Excerpts from a transcription dataset
---*---
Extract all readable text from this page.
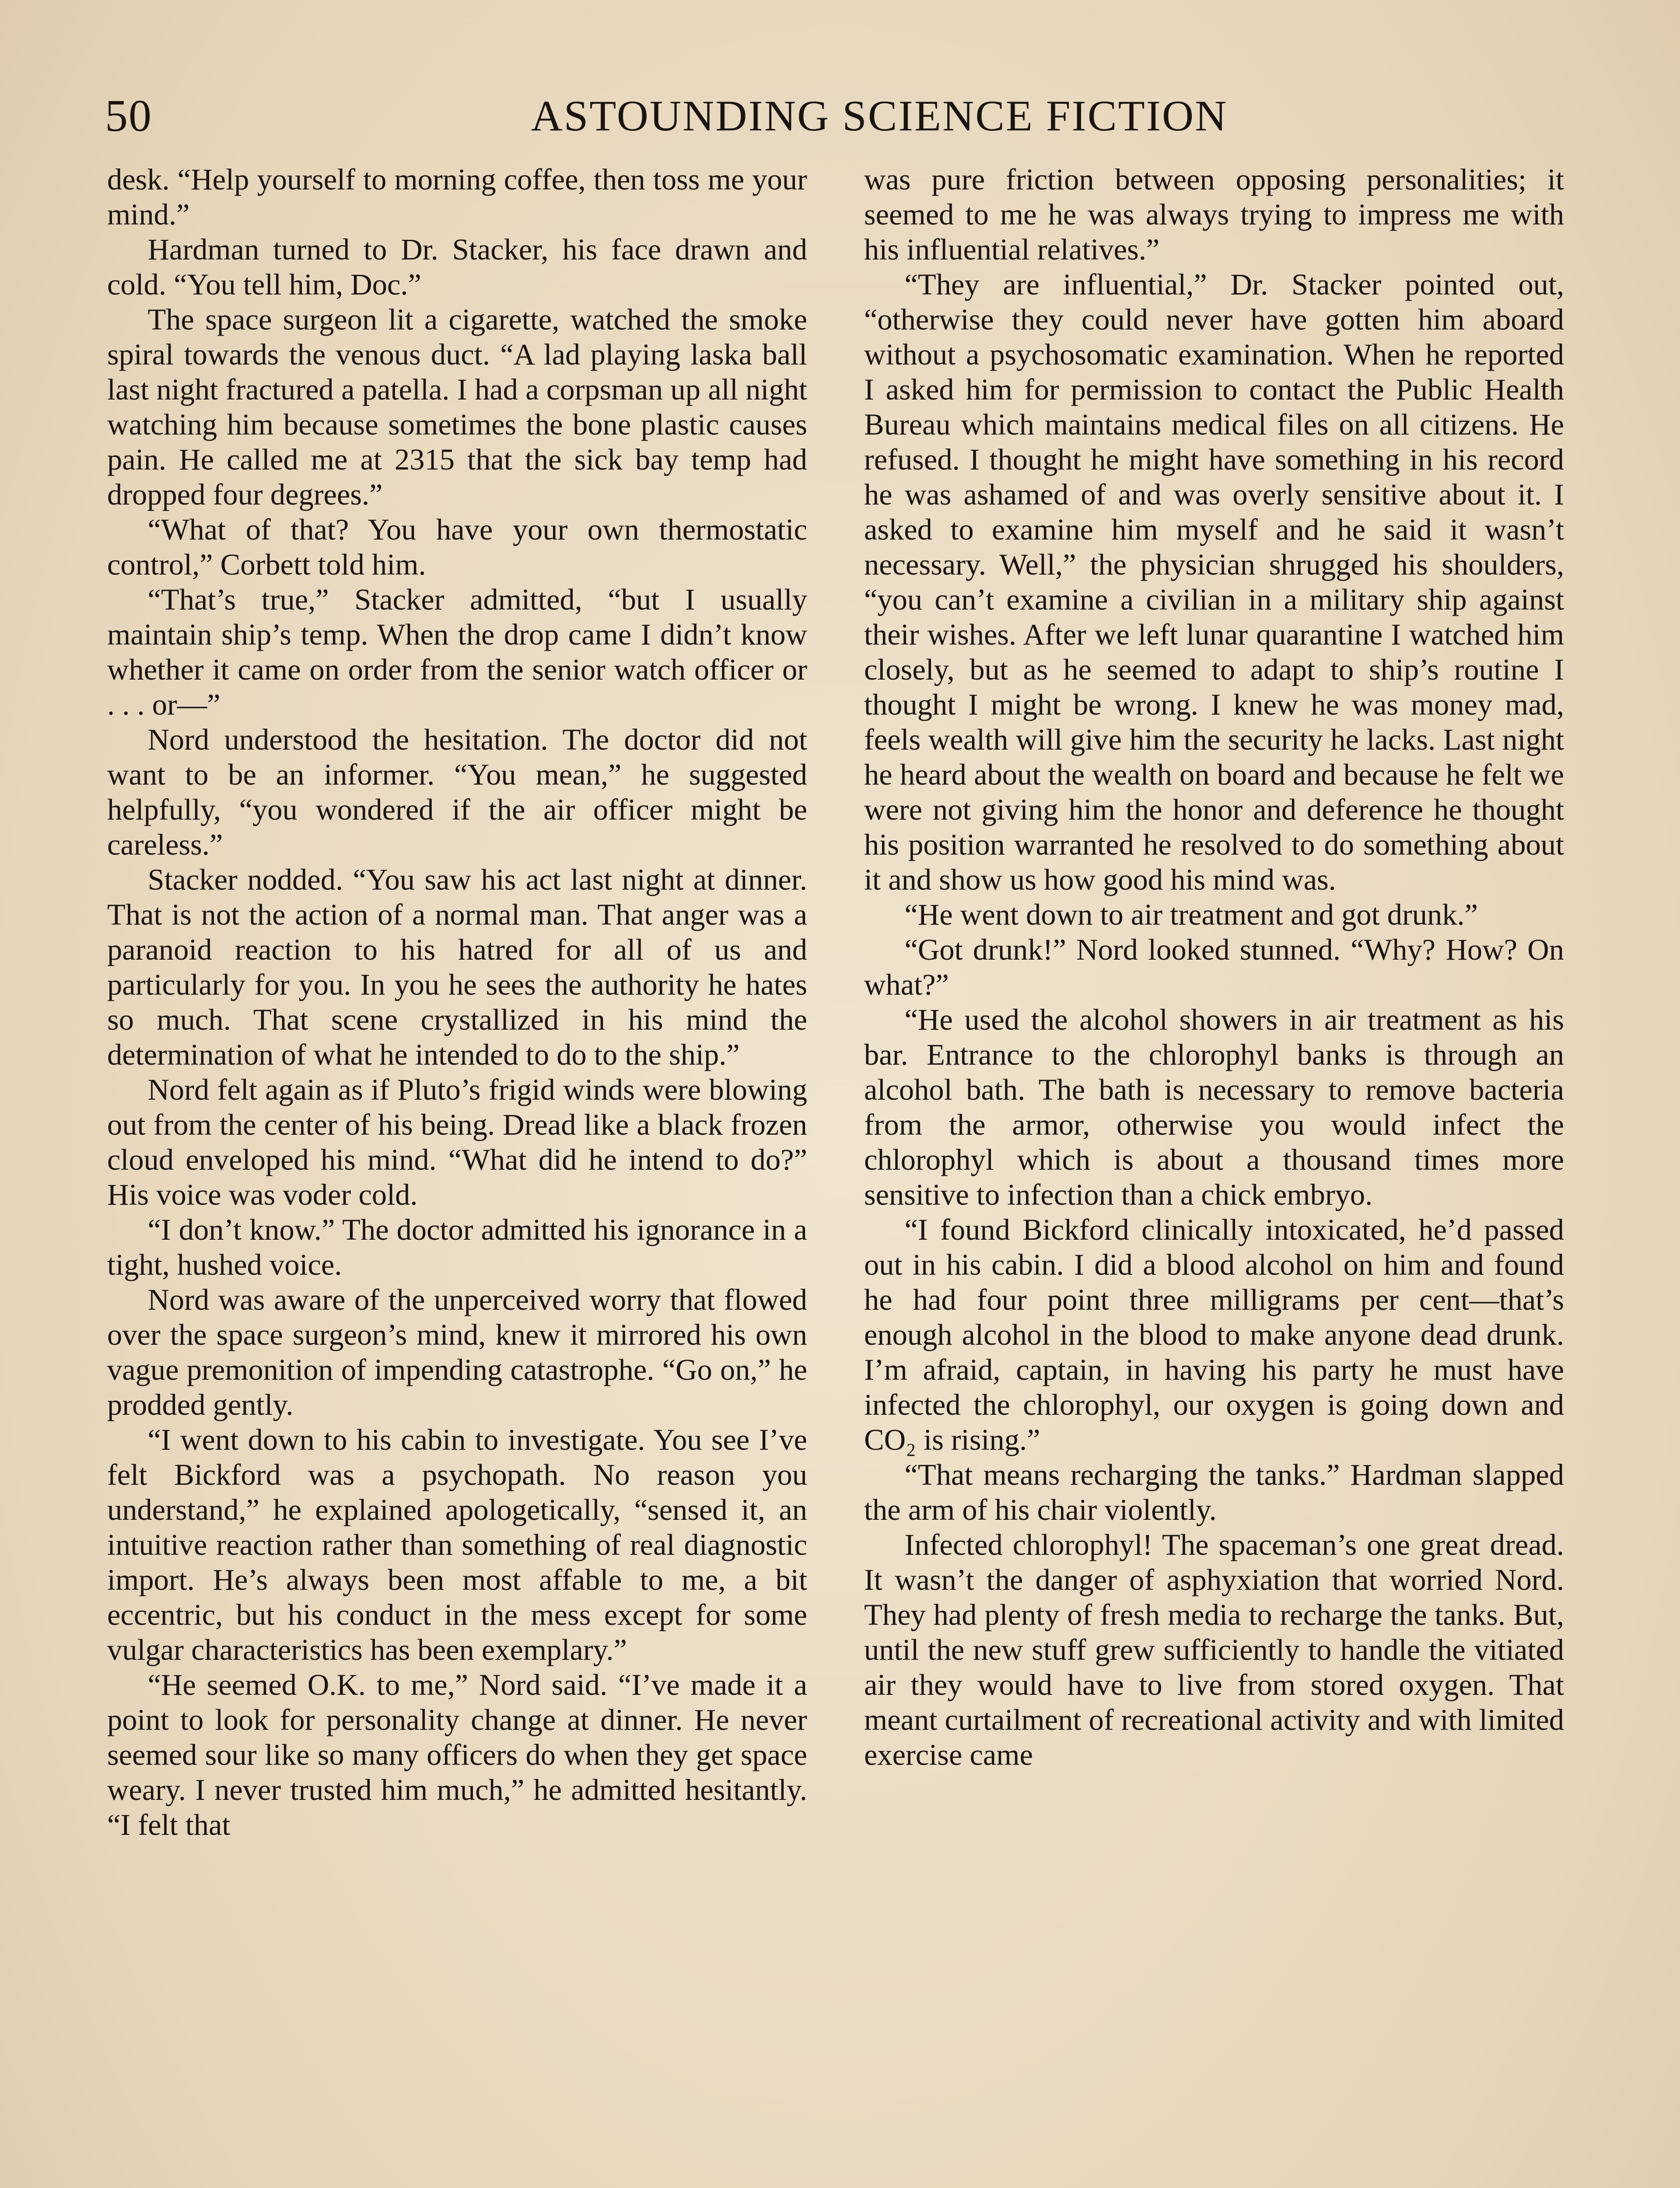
50	ASTOUNDING SCIENCE FICTION

desk. “Help yourself to morning coffee, then toss me your mind.”

Hardman turned to Dr. Stacker, his face drawn and cold. “You tell him, Doc.”

The space surgeon lit a cigarette, watched the smoke spiral towards the venous duct. “A lad playing laska ball last night fractured a patella. I had a corpsman up all night watching him because sometimes the bone plastic causes pain. He called me at 2315 that the sick bay temp had dropped four degrees.”

“What of that? You have your own thermostatic control,” Corbett told him.

“That’s true,” Stacker admitted, “but I usually maintain ship’s temp. When the drop came I didn’t know whether it came on order from the senior watch officer or . . . or—”

Nord understood the hesitation. The doctor did not want to be an informer. “You mean,” he suggested helpfully, “you wondered if the air officer might be careless.”

Stacker nodded. “You saw his act last night at dinner. That is not the action of a normal man. That anger was a paranoid reaction to his hatred for all of us and particularly for you. In you he sees the authority he hates so much. That scene crystallized in his mind the determination of what he intended to do to the ship.”

Nord felt again as if Pluto’s frigid winds were blowing out from the center of his being. Dread like a black frozen cloud enveloped his mind. “What did he intend to do?” His voice was voder cold.

“I don’t know.” The doctor admitted his ignorance in a tight, hushed voice.

Nord was aware of the unperceived worry that flowed over the space surgeon’s mind, knew it mirrored his own vague premonition of impending catastrophe. “Go on,” he prodded gently.

“I went down to his cabin to investigate. You see I’ve felt Bickford was a psychopath. No reason you understand,” he explained apologetically, “sensed it, an intuitive reaction rather than something of real diagnostic import. He’s always been most affable to me, a bit eccentric, but his conduct in the mess except for some vulgar characteristics has been exemplary.”

“He seemed O.K. to me,” Nord said. “I’ve made it a point to look for personality change at dinner. He never seemed sour like so many officers do when they get space weary. I never trusted him much,” he admitted hesitantly. “I felt that

was pure friction between opposing personalities; it seemed to me he was always trying to impress me with his influential relatives.”

“They are influential,” Dr. Stacker pointed out, “otherwise they could never have gotten him aboard without a psychosomatic examination. When he reported I asked him for permission to contact the Public Health Bureau which maintains medical files on all citizens. He refused. I thought he might have something in his record he was ashamed of and was overly sensitive about it. I asked to examine him myself and he said it wasn’t necessary. Well,” the physician shrugged his shoulders, “you can’t examine a civilian in a military ship against their wishes. After we left lunar quarantine I watched him closely, but as he seemed to adapt to ship’s routine I thought I might be wrong. I knew he was money mad, feels wealth will give him the security he lacks. Last night he heard about the wealth on board and because he felt we were not giving him the honor and deference he thought his position warranted he resolved to do something about it and show us how good his mind was.

“He went down to air treatment and got drunk.”

“Got drunk!” Nord looked stunned. “Why? How? On what?”

“He used the alcohol showers in air treatment as his bar. Entrance to the chlorophyl banks is through an alcohol bath. The bath is necessary to remove bacteria from the armor, otherwise you would infect the chlorophyl which is about a thousand times more sensitive to infection than a chick embryo.

“I found Bickford clinically intoxicated, he’d passed out in his cabin. I did a blood alcohol on him and found he had four point three milligrams per cent—that’s enough alcohol in the blood to make anyone dead drunk. I’m afraid, captain, in having his party he must have infected the chlorophyl, our oxygen is going down and CO₂ is rising.”

“That means recharging the tanks.” Hardman slapped the arm of his chair violently.

Infected chlorophyl! The spaceman’s one great dread. It wasn’t the danger of asphyxiation that worried Nord. They had plenty of fresh media to recharge the tanks. But, until the new stuff grew sufficiently to handle the vitiated air they would have to live from stored oxygen. That meant curtailment of recreational activity and with limited exercise came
---*---
> **TASK REQUIREMENTS**
Please report how many lines in the records contain the string "dinner", and write nothing besides that number.

> **YOUR SOLUTION**
2